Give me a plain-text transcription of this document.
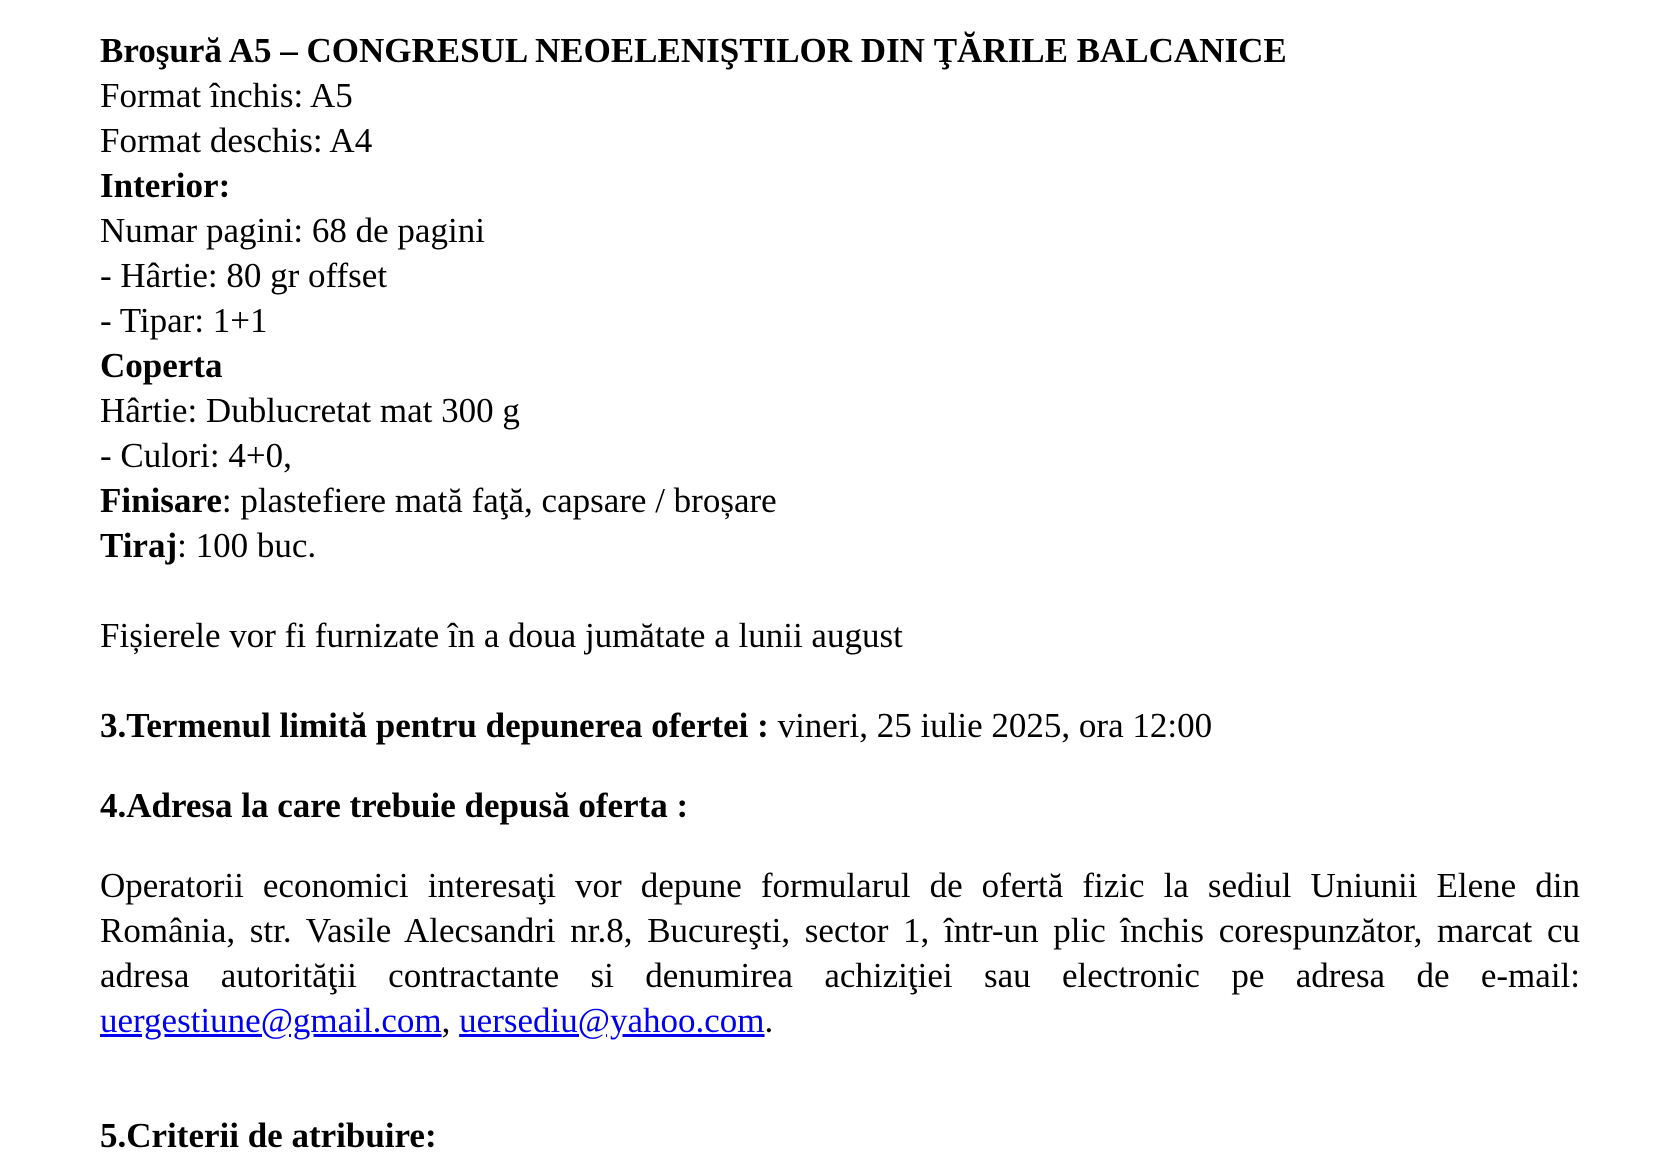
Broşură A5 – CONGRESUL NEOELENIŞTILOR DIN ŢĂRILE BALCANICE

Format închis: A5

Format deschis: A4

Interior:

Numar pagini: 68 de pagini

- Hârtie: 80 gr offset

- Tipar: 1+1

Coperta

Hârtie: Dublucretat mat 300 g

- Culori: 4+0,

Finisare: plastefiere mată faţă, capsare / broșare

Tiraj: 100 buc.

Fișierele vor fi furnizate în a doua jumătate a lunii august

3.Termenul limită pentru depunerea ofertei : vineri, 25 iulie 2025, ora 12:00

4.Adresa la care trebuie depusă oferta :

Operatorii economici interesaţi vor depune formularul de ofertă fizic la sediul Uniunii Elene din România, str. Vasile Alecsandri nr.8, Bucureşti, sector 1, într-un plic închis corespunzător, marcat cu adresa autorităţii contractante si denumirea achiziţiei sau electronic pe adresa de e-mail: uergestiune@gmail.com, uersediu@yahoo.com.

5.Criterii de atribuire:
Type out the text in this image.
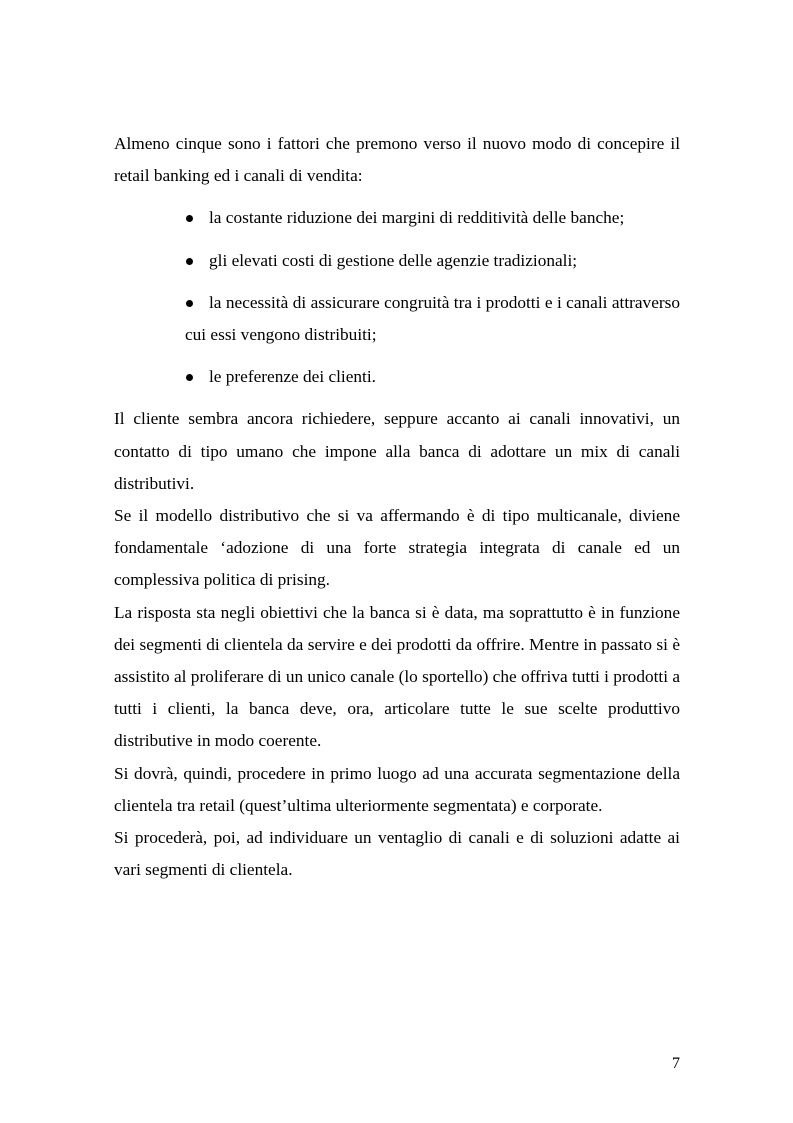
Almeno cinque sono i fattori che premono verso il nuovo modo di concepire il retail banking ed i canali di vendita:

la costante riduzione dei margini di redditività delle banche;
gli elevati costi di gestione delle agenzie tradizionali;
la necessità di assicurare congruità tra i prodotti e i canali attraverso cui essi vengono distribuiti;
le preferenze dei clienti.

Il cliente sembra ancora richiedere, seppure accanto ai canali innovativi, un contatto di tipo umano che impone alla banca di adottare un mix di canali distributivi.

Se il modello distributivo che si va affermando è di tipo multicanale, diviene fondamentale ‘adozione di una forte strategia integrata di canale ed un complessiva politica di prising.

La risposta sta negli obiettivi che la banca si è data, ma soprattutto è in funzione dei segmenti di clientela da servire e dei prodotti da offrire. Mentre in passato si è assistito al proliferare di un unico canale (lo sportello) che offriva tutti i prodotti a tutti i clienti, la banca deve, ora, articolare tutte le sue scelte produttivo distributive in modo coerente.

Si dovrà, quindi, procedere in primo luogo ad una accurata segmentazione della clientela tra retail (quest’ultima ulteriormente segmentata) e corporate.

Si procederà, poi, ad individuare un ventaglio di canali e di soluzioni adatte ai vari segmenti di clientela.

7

◆ ◆ ◆ ◆ ◆

# OBJECTIVE:
In the lines above, locate the string "clienti". Copy every line where it occurs.

# RESPONSE TO THE EXERCISE:
le preferenze dei clienti.
La risposta sta negli obiettivi che la banca si è data, ma soprattutto è in funzione dei segmenti di clientela da servire e dei prodotti da offrire. Mentre in passato si è assistito al proliferare di un unico canale (lo sportello) che offriva tutti i prodotti a tutti i clienti, la banca deve, ora, articolare tutte le sue scelte produttivo distributive in modo coerente.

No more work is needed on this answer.